## BEGIN Entries

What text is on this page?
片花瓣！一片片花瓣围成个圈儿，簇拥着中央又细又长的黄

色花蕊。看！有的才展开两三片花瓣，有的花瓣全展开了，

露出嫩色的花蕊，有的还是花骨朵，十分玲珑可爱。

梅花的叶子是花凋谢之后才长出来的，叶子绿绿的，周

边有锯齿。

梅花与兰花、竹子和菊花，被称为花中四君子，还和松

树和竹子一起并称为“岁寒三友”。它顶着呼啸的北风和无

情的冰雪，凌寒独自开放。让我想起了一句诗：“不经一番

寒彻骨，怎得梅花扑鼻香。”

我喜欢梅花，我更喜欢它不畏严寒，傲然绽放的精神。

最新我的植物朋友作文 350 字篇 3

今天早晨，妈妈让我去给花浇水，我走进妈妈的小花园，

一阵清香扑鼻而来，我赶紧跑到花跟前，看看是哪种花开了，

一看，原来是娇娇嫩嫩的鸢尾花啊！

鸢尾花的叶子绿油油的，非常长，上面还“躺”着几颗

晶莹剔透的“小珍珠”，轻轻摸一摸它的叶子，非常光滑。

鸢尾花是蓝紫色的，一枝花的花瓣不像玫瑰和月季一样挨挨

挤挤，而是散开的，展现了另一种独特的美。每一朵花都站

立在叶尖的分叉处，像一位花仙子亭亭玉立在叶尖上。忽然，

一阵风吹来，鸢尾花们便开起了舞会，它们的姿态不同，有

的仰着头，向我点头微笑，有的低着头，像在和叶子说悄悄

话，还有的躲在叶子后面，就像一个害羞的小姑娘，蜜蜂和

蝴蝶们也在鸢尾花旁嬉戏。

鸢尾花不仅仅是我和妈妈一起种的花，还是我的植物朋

## END Entries

*Goal of the exercise:*
Make an exact copy of every line in the data.

*Task result:*
What text is on this page?
片花瓣！一片片花瓣围成个圈儿，簇拥着中央又细又长的黄

色花蕊。看！有的才展开两三片花瓣，有的花瓣全展开了，

露出嫩色的花蕊，有的还是花骨朵，十分玲珑可爱。

梅花的叶子是花凋谢之后才长出来的，叶子绿绿的，周

边有锯齿。

梅花与兰花、竹子和菊花，被称为花中四君子，还和松

树和竹子一起并称为“岁寒三友”。它顶着呼啸的北风和无

情的冰雪，凌寒独自开放。让我想起了一句诗：“不经一番

寒彻骨，怎得梅花扑鼻香。”

我喜欢梅花，我更喜欢它不畏严寒，傲然绽放的精神。

最新我的植物朋友作文 350 字篇 3

今天早晨，妈妈让我去给花浇水，我走进妈妈的小花园，

一阵清香扑鼻而来，我赶紧跑到花跟前，看看是哪种花开了，

一看，原来是娇娇嫩嫩的鸢尾花啊！

鸢尾花的叶子绿油油的，非常长，上面还“躺”着几颗

晶莹剔透的“小珍珠”，轻轻摸一摸它的叶子，非常光滑。

鸢尾花是蓝紫色的，一枝花的花瓣不像玫瑰和月季一样挨挨

挤挤，而是散开的，展现了另一种独特的美。每一朵花都站

立在叶尖的分叉处，像一位花仙子亭亭玉立在叶尖上。忽然，

一阵风吹来，鸢尾花们便开起了舞会，它们的姿态不同，有

的仰着头，向我点头微笑，有的低着头，像在和叶子说悄悄

话，还有的躲在叶子后面，就像一个害羞的小姑娘，蜜蜂和

蝴蝶们也在鸢尾花旁嬉戏。

鸢尾花不仅仅是我和妈妈一起种的花，还是我的植物朋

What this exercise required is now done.